DATA RECORDS:
START
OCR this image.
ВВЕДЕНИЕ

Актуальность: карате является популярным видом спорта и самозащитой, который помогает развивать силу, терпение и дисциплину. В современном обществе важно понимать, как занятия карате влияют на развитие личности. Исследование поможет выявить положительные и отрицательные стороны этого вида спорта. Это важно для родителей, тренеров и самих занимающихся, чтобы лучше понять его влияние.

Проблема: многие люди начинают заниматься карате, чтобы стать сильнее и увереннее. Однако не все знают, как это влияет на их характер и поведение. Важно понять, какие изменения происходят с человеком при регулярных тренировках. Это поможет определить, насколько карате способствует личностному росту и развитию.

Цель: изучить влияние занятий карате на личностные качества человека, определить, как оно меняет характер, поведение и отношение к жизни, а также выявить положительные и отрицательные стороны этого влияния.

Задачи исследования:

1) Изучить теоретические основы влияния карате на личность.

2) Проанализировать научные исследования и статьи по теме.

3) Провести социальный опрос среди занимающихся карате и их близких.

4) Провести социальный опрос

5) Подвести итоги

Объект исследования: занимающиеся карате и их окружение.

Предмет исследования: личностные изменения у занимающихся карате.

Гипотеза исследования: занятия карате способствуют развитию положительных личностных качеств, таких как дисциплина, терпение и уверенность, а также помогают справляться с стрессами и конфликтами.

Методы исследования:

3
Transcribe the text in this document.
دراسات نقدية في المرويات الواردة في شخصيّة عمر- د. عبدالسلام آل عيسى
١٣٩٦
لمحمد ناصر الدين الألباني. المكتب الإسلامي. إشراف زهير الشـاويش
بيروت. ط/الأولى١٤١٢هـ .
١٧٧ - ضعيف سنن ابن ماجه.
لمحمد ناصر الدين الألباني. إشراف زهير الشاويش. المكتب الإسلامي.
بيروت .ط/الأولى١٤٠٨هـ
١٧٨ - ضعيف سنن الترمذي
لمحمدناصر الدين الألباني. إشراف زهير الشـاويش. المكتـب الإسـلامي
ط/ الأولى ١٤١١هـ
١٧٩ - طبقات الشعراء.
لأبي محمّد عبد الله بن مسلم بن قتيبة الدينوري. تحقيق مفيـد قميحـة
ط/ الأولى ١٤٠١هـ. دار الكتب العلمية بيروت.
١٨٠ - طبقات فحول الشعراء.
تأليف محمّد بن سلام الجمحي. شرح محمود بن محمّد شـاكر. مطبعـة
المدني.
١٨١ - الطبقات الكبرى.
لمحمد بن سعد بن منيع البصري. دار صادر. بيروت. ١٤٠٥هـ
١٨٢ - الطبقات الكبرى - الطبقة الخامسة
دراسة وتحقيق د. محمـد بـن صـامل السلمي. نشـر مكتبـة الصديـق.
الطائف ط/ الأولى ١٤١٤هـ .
END
TASK DETAILS: State only the count of lines above that hold the string "развитию".

TASK RESPONSE: 2